— START —
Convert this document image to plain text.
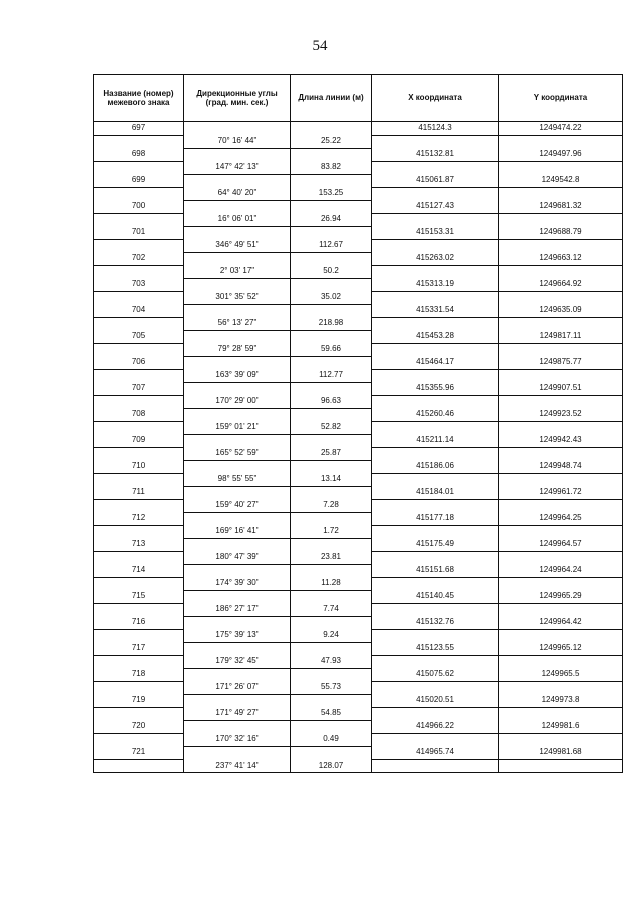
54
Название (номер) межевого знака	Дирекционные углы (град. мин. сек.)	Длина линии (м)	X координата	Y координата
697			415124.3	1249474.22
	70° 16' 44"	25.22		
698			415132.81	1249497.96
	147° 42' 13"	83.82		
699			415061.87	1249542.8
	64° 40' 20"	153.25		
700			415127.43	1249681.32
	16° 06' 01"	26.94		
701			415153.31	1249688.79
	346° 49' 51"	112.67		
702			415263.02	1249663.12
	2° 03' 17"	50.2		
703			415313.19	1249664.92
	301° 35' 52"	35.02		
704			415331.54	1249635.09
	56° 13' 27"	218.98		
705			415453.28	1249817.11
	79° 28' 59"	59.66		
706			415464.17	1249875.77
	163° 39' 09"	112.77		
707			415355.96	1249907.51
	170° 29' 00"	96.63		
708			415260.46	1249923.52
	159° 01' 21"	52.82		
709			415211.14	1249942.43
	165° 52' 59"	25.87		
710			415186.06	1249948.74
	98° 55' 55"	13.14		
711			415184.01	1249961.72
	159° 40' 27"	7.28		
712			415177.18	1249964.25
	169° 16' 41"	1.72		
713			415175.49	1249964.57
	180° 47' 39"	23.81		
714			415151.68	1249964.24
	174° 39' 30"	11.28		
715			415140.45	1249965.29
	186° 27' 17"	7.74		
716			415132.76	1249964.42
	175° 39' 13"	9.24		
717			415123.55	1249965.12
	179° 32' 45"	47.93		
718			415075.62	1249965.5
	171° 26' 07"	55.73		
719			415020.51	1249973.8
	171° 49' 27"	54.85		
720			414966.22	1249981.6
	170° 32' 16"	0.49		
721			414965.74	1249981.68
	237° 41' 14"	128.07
— END —
• Exercise
Replicate the material above verbatim; images stay out of the copy.

• Answer to this task
Convert this document image to plain text.
54
Название (номер) межевого знака	Дирекционные углы (град. мин. сек.)	Длина линии (м)	X координата	Y координата
697			415124.3	1249474.22
	70° 16' 44"	25.22		
698			415132.81	1249497.96
	147° 42' 13"	83.82		
699			415061.87	1249542.8
	64° 40' 20"	153.25		
700			415127.43	1249681.32
	16° 06' 01"	26.94		
701			415153.31	1249688.79
	346° 49' 51"	112.67		
702			415263.02	1249663.12
	2° 03' 17"	50.2		
703			415313.19	1249664.92
	301° 35' 52"	35.02		
704			415331.54	1249635.09
	56° 13' 27"	218.98		
705			415453.28	1249817.11
	79° 28' 59"	59.66		
706			415464.17	1249875.77
	163° 39' 09"	112.77		
707			415355.96	1249907.51
	170° 29' 00"	96.63		
708			415260.46	1249923.52
	159° 01' 21"	52.82		
709			415211.14	1249942.43
	165° 52' 59"	25.87		
710			415186.06	1249948.74
	98° 55' 55"	13.14		
711			415184.01	1249961.72
	159° 40' 27"	7.28		
712			415177.18	1249964.25
	169° 16' 41"	1.72		
713			415175.49	1249964.57
	180° 47' 39"	23.81		
714			415151.68	1249964.24
	174° 39' 30"	11.28		
715			415140.45	1249965.29
	186° 27' 17"	7.74		
716			415132.76	1249964.42
	175° 39' 13"	9.24		
717			415123.55	1249965.12
	179° 32' 45"	47.93		
718			415075.62	1249965.5
	171° 26' 07"	55.73		
719			415020.51	1249973.8
	171° 49' 27"	54.85		
720			414966.22	1249981.6
	170° 32' 16"	0.49		
721			414965.74	1249981.68
	237° 41' 14"	128.07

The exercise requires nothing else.